• Directions for this task:
Show every line of the records below that contains the word "銘柄の豊富さ".

-- start --

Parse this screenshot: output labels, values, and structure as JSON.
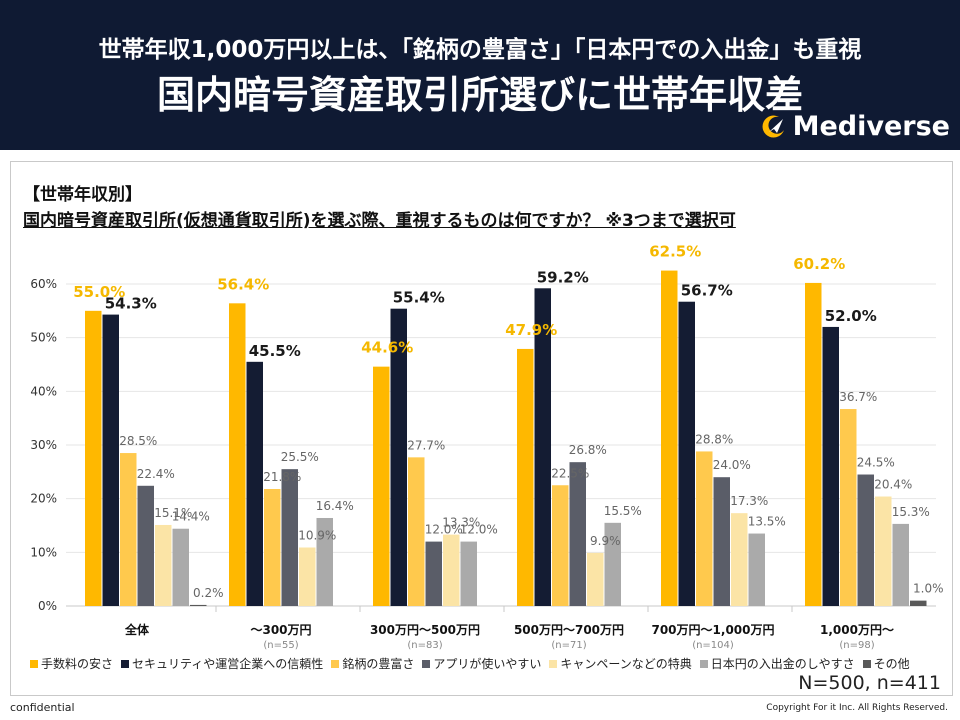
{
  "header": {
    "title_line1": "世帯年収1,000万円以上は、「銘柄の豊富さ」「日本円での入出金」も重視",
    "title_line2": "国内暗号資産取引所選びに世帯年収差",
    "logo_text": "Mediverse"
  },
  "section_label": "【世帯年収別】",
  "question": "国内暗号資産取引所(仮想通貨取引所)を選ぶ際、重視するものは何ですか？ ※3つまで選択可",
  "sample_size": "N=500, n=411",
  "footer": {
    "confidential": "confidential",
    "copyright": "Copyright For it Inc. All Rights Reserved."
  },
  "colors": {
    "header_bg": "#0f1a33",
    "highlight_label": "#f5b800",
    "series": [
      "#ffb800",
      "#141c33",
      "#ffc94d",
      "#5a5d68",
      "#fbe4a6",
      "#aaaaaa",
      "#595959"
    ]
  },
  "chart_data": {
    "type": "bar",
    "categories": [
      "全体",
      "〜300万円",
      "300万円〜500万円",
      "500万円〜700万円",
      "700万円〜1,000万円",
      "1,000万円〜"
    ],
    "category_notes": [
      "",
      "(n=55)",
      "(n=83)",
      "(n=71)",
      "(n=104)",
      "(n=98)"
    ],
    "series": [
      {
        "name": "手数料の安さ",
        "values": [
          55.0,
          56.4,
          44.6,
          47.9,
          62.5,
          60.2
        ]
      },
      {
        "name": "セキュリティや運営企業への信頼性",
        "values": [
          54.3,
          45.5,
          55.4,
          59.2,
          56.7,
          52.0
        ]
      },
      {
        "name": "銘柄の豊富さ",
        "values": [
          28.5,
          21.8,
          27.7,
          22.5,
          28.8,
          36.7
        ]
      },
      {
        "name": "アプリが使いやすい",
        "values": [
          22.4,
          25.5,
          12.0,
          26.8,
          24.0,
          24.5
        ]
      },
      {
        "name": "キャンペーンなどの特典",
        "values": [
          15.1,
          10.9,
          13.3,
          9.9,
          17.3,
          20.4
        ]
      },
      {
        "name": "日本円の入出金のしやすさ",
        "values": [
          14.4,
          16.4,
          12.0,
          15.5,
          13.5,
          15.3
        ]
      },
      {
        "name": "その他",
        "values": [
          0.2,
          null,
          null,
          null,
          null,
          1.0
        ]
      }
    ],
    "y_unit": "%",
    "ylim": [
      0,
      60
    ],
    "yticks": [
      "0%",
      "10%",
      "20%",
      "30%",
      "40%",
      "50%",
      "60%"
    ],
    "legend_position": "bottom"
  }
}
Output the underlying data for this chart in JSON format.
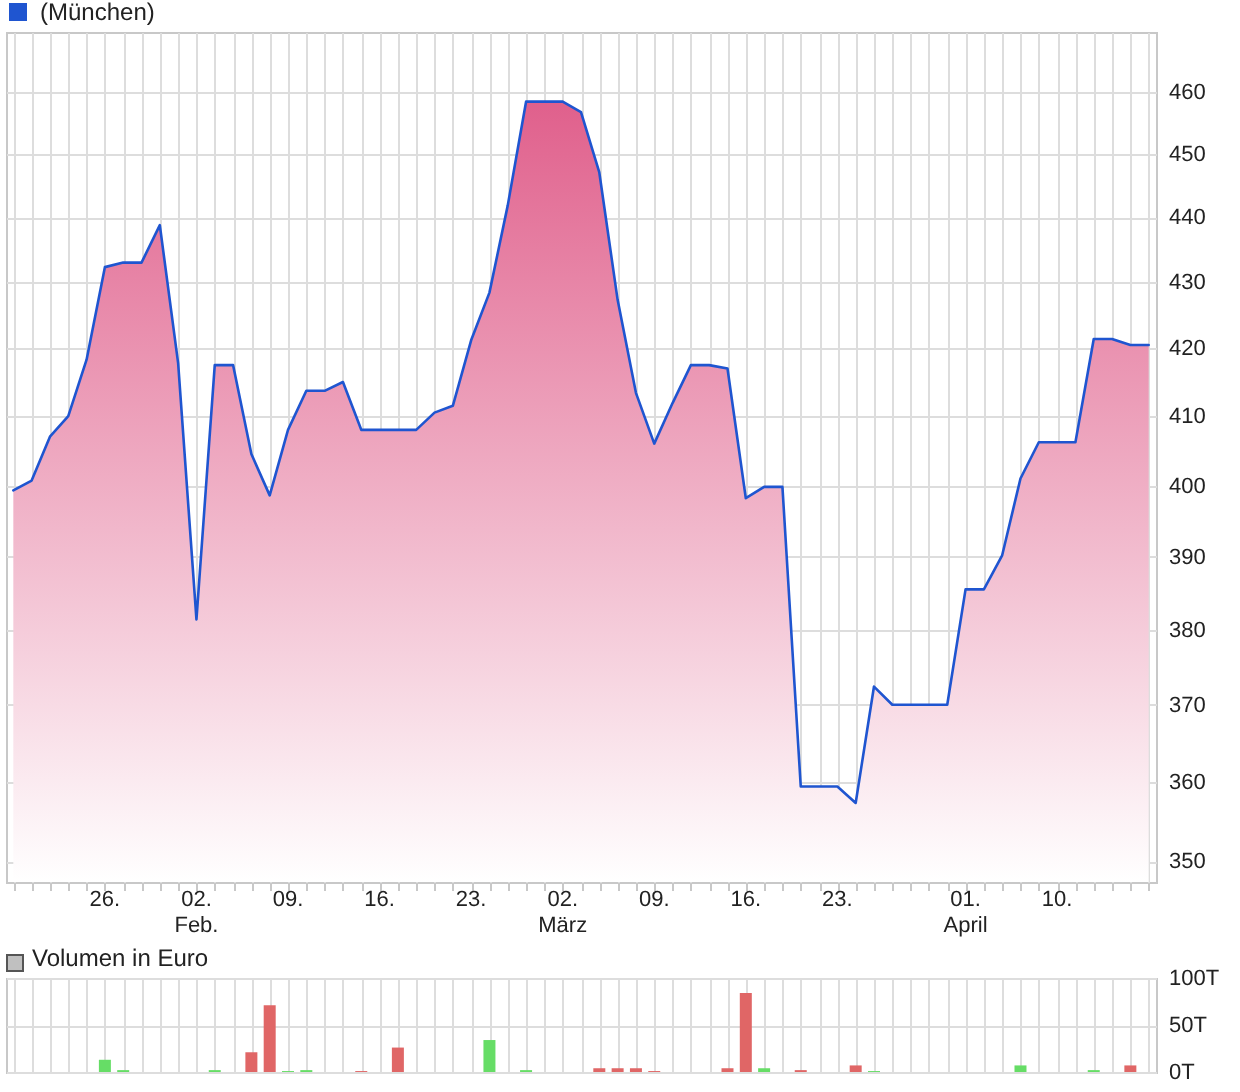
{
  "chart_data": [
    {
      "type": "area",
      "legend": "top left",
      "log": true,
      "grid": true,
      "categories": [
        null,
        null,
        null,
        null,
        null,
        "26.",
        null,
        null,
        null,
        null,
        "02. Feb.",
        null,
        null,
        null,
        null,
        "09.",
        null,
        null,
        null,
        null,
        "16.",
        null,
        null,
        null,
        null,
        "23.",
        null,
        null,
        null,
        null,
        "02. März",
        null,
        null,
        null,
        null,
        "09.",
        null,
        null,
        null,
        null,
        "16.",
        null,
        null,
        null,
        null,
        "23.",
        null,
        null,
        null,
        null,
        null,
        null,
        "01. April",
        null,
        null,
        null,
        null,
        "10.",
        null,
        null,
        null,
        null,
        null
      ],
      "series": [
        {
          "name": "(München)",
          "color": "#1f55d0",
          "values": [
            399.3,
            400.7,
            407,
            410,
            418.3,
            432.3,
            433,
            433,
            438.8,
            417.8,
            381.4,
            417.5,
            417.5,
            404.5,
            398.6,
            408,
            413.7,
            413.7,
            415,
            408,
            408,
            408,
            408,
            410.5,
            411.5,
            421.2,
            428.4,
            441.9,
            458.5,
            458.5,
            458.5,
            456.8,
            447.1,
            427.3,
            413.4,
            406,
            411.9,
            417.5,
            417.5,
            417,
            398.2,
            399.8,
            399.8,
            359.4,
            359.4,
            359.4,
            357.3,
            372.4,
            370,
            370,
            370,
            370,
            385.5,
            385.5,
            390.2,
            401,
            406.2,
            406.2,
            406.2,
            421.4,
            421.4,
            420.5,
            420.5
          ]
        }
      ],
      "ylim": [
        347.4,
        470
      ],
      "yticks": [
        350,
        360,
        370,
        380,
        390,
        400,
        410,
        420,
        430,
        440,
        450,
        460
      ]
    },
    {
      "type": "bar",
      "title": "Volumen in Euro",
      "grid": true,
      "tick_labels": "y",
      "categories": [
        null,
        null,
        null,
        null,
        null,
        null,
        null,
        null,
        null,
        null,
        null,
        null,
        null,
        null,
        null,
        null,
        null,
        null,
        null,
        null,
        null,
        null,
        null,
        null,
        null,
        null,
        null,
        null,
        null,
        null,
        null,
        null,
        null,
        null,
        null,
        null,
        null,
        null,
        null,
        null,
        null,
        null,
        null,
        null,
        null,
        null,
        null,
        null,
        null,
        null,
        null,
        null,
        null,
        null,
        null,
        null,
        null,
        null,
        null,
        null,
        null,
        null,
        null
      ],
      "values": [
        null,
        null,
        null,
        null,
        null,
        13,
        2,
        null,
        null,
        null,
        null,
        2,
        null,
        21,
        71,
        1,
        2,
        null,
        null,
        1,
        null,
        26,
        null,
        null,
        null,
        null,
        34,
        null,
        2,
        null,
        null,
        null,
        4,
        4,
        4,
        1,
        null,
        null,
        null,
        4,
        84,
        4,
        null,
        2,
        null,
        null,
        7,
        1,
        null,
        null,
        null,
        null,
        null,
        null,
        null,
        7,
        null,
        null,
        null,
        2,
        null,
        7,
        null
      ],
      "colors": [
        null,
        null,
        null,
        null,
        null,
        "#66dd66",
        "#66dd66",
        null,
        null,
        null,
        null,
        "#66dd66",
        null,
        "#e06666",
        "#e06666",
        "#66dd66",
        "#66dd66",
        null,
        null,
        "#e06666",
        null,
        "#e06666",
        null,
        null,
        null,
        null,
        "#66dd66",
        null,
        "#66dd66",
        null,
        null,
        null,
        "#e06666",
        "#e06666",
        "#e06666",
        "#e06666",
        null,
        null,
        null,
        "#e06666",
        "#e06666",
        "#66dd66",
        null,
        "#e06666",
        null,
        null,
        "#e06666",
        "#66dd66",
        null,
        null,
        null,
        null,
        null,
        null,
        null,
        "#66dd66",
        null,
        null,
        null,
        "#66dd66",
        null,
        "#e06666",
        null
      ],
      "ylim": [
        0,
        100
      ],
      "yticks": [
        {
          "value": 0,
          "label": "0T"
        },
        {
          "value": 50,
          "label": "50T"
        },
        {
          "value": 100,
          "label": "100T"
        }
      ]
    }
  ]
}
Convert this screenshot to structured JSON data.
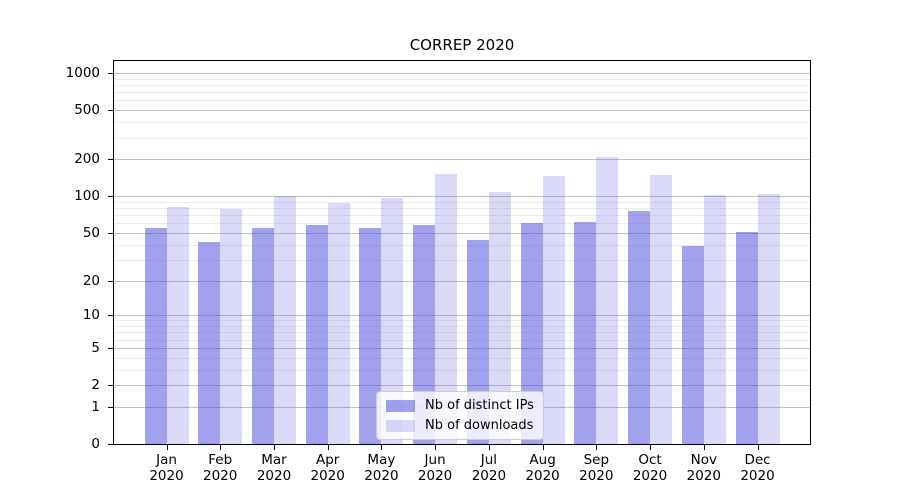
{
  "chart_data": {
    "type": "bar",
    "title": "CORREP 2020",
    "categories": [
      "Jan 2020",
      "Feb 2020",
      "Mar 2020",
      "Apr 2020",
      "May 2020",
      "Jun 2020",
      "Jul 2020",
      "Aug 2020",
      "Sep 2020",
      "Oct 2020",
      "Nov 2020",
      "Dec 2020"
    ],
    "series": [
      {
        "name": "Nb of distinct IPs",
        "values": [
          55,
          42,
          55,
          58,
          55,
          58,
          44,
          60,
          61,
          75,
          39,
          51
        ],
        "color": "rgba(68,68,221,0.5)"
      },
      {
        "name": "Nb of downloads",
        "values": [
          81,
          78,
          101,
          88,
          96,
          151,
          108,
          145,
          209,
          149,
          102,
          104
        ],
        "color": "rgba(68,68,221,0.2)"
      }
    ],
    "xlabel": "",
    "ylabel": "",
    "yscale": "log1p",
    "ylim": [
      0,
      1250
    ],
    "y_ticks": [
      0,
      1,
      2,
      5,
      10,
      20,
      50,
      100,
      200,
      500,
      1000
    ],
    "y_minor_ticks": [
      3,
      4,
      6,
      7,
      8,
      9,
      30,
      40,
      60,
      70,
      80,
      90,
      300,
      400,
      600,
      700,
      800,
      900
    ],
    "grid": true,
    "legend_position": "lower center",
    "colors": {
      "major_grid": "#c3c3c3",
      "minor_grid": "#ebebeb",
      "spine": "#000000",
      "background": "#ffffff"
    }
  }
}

-- end --

• Response to the task:
    "title_line1": "世帯年収1,000万円以上は、「銘柄の豊富さ」「日本円での入出金」も重視",
        "name": "銘柄の豊富さ",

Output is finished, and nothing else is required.